Rewrite the lines starting at the beginning of the entries and ending at the line containing "heatmap-cell [581, 361, 591, 371]", substituting "Locate" for "Localize" and leaving everything else unchanged.

START Exercise input

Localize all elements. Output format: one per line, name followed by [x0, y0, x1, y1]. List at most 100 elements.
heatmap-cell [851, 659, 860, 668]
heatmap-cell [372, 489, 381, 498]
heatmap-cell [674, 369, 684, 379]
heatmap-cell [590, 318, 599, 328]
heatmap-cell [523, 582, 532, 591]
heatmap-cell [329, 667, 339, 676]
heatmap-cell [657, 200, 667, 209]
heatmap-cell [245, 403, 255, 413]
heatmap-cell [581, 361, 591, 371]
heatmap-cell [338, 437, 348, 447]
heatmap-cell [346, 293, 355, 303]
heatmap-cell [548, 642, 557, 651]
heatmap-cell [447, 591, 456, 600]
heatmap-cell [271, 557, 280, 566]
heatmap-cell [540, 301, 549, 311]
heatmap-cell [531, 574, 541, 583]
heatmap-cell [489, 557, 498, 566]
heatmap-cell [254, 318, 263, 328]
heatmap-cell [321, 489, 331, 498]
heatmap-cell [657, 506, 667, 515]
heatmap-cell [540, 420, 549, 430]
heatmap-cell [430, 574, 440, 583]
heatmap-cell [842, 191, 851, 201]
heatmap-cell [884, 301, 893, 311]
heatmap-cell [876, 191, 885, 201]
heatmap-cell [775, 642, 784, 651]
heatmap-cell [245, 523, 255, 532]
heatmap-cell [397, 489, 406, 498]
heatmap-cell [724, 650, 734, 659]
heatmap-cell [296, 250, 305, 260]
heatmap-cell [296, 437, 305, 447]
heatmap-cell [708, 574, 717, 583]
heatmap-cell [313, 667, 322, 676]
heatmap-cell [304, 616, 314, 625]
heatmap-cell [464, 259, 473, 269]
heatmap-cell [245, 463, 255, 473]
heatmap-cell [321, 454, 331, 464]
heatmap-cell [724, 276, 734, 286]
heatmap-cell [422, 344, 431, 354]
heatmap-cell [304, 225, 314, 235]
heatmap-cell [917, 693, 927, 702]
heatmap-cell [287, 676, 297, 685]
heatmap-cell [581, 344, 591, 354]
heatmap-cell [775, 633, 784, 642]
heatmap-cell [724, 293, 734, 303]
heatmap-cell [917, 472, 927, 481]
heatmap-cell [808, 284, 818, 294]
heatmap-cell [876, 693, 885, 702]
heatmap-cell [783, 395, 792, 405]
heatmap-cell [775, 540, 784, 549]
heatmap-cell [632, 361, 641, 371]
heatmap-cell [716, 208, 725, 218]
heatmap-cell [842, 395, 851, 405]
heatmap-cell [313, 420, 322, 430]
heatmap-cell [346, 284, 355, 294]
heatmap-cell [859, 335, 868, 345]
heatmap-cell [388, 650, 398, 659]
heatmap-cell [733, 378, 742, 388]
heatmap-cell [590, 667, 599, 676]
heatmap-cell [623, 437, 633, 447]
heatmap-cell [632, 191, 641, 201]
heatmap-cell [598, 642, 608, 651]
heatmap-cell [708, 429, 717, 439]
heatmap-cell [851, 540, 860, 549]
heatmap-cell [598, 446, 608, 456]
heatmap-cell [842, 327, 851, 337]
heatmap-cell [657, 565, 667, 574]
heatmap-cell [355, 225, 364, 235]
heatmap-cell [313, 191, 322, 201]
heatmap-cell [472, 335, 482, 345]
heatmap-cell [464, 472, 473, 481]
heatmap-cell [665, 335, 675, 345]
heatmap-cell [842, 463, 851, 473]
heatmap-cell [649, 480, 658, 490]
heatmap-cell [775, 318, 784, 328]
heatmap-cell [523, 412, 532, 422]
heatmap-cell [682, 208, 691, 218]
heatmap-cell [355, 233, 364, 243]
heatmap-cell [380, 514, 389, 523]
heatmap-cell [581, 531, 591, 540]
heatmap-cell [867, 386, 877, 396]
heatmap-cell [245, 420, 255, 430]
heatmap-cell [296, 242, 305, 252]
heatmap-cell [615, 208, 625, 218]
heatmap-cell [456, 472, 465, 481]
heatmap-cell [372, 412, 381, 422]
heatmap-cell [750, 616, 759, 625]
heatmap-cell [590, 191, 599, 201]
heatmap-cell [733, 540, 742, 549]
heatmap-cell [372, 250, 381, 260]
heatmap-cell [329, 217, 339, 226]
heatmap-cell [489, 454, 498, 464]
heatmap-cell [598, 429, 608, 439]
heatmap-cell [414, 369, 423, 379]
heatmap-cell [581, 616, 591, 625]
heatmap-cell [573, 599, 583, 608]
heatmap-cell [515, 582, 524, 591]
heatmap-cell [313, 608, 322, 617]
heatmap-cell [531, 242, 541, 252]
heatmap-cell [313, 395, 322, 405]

END Exercise input

Expected answer:
Locate all elements. Output format: one per line, name followed by [x0, y0, x1, y1]. List at most 100 elements.
heatmap-cell [851, 659, 860, 668]
heatmap-cell [372, 489, 381, 498]
heatmap-cell [674, 369, 684, 379]
heatmap-cell [590, 318, 599, 328]
heatmap-cell [523, 582, 532, 591]
heatmap-cell [329, 667, 339, 676]
heatmap-cell [657, 200, 667, 209]
heatmap-cell [245, 403, 255, 413]
heatmap-cell [581, 361, 591, 371]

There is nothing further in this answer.